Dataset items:
** begin **

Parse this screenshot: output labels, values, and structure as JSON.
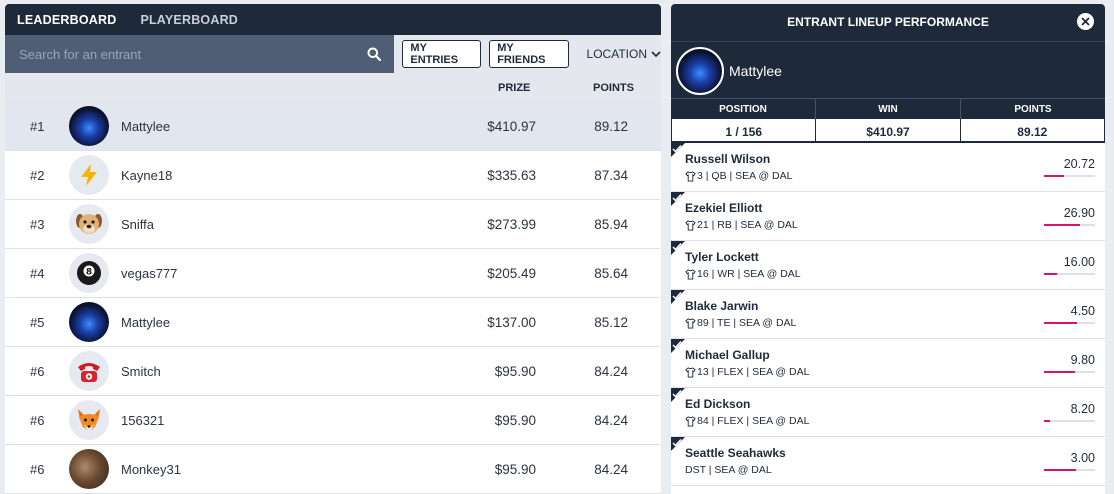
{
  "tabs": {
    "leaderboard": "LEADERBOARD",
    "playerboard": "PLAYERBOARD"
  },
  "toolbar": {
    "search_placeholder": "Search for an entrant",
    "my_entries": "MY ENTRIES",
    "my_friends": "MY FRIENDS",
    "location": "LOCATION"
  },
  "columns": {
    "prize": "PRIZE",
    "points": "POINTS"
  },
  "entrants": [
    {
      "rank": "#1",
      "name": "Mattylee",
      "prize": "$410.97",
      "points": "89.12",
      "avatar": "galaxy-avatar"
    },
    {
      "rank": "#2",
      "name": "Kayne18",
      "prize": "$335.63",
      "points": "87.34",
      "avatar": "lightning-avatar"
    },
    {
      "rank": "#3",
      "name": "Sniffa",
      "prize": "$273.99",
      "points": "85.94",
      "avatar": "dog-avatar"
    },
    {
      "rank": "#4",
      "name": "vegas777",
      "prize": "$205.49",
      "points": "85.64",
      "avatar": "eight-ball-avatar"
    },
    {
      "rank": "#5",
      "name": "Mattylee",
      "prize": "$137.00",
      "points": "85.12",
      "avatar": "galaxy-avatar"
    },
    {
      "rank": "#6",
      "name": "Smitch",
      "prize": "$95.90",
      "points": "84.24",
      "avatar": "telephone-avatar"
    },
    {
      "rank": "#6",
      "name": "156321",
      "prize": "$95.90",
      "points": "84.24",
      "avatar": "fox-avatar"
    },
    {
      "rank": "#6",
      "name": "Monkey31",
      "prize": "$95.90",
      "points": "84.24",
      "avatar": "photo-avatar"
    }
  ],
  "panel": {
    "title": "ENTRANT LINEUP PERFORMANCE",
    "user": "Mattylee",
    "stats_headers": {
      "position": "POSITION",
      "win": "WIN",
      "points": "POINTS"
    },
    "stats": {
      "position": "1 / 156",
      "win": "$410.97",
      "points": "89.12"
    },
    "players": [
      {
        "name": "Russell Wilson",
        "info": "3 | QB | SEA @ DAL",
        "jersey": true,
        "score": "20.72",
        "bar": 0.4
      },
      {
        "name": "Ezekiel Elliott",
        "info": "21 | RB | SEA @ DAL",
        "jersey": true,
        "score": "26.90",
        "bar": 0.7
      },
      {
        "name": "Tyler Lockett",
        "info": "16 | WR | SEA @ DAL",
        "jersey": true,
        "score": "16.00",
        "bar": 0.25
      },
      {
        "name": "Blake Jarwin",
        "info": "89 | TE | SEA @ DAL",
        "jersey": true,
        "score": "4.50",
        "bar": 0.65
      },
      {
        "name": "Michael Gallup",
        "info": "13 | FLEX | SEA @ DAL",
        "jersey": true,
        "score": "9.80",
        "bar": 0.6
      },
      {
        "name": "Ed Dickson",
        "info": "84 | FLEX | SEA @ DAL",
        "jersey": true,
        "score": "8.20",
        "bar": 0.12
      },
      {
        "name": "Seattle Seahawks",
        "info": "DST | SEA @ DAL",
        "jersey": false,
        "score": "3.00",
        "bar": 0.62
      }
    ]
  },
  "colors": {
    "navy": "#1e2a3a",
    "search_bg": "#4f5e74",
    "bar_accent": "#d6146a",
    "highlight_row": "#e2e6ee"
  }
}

** end **

Short problem: Gather each line in these records that contains the string "FLEX".

Task response:
        "info": "13 | FLEX | SEA @ DAL",
        "info": "84 | FLEX | SEA @ DAL",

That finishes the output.